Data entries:
══════════

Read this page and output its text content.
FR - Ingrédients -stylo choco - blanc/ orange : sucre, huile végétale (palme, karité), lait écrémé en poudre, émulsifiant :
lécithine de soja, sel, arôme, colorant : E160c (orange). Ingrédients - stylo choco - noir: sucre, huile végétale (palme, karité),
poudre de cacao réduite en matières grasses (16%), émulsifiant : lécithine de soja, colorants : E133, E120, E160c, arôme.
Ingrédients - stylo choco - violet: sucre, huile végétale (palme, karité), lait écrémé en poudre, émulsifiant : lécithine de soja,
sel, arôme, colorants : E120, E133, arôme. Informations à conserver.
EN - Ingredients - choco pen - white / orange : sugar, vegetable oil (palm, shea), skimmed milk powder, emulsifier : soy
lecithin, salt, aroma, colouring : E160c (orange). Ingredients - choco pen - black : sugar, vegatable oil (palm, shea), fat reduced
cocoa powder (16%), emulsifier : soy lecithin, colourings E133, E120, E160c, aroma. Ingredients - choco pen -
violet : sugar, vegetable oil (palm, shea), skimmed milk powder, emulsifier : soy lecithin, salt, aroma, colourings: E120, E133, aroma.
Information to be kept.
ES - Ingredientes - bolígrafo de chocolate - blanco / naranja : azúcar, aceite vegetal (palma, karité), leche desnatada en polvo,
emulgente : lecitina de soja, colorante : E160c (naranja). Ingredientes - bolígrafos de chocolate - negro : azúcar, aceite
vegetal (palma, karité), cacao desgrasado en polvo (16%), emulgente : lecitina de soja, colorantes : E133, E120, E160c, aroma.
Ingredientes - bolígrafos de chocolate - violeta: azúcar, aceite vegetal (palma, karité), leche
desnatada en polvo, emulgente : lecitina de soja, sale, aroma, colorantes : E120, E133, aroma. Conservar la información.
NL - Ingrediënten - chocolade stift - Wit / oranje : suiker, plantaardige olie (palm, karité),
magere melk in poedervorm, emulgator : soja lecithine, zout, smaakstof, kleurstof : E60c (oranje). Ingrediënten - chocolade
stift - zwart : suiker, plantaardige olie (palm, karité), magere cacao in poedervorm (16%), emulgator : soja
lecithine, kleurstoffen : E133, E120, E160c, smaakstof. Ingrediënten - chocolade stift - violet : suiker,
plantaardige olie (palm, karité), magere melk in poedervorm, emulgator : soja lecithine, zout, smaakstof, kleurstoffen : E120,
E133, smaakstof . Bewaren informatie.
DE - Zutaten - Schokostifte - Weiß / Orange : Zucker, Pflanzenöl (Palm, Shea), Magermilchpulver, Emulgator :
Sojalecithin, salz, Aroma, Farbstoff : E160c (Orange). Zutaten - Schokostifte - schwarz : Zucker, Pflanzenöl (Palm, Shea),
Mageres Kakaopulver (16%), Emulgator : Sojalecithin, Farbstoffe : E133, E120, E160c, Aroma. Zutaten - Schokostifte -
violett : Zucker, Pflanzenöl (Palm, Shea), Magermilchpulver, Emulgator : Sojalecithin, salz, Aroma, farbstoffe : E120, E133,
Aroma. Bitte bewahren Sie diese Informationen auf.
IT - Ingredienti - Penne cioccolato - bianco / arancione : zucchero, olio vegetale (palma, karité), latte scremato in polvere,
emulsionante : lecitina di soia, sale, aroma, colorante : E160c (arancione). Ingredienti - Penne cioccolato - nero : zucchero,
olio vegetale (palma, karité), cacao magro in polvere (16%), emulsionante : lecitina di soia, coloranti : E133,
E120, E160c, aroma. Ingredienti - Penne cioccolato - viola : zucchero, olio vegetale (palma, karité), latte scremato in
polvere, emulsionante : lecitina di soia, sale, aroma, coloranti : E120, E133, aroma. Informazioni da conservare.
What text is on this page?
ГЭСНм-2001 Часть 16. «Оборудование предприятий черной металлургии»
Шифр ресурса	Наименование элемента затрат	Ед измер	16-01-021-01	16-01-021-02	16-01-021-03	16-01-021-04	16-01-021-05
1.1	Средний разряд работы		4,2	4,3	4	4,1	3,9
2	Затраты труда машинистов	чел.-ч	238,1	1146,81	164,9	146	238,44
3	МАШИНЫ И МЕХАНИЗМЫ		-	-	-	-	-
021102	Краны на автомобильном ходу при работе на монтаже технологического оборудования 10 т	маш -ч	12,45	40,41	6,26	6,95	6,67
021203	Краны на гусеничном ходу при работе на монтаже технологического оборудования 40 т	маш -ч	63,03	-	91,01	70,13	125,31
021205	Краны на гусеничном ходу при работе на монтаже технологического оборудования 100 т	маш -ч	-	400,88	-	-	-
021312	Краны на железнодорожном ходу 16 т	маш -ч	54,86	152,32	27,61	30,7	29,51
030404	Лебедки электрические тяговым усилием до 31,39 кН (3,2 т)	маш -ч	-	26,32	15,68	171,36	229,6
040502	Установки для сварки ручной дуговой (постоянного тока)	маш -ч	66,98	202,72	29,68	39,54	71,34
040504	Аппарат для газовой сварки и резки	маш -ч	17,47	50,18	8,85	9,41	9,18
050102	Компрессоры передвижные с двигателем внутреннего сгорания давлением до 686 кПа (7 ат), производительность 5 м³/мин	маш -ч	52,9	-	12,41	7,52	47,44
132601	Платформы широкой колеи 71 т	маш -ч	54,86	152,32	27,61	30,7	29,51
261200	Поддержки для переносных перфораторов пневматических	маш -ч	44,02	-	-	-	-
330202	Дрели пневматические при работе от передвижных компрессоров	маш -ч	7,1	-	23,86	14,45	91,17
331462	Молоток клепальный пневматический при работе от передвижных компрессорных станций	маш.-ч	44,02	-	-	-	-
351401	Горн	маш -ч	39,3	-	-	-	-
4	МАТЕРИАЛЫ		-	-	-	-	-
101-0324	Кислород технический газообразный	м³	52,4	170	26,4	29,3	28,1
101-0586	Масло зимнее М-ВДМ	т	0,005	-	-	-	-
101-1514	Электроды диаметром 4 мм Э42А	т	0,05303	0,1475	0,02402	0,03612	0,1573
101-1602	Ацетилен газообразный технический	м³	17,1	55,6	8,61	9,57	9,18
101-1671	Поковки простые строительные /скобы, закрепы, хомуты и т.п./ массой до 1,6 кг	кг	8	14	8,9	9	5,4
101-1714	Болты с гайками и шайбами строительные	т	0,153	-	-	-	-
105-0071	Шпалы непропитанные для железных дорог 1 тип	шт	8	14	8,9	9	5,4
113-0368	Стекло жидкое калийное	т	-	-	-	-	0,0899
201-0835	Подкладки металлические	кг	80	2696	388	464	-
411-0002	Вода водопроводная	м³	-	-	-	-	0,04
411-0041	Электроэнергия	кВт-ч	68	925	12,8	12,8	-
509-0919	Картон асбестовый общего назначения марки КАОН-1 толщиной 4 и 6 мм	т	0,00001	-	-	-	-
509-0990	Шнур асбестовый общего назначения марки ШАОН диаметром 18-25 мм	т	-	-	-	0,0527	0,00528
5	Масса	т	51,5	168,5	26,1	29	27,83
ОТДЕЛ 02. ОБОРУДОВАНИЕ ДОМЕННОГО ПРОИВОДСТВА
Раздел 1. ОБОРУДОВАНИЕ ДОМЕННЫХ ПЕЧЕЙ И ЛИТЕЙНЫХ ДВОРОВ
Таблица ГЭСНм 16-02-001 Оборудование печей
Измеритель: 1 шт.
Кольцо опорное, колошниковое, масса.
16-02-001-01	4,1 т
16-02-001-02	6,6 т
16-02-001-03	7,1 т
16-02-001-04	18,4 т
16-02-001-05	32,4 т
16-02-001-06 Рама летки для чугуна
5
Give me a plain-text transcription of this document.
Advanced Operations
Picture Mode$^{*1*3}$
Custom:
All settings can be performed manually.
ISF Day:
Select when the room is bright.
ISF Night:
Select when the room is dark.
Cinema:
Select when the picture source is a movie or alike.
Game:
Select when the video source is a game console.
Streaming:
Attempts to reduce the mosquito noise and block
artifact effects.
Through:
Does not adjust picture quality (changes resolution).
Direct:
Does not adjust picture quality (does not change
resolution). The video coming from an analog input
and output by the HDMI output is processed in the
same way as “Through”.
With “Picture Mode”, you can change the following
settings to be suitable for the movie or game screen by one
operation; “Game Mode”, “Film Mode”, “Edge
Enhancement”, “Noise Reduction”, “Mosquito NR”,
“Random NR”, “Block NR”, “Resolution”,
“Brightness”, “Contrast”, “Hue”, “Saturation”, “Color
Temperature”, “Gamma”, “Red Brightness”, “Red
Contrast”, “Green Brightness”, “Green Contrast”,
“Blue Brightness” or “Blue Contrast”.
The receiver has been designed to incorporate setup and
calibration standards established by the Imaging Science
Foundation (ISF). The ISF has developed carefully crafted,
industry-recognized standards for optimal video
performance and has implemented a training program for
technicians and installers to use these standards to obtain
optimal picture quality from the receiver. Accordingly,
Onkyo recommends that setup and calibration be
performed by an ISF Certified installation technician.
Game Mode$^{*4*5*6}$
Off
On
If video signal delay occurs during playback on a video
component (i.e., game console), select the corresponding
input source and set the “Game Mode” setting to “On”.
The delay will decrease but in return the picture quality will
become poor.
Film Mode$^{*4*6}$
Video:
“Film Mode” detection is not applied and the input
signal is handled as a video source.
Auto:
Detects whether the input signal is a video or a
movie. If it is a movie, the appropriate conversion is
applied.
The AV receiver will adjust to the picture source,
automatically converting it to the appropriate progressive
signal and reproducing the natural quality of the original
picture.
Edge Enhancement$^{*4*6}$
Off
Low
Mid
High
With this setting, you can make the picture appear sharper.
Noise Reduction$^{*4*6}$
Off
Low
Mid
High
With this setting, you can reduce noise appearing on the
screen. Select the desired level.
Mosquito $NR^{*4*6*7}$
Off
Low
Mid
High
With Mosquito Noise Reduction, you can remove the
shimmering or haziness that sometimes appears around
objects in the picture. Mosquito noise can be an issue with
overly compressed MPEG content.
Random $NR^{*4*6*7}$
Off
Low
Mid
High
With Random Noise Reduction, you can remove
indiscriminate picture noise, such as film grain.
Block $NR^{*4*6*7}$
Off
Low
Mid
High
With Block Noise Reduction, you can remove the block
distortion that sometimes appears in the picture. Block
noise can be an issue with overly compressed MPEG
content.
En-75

══════════

WHAT YOU ARE ASKED TO DO:
Give the number of lines above in which the word "adjust" occurs, with nothing else.

RESULT OF THIS TASK:
3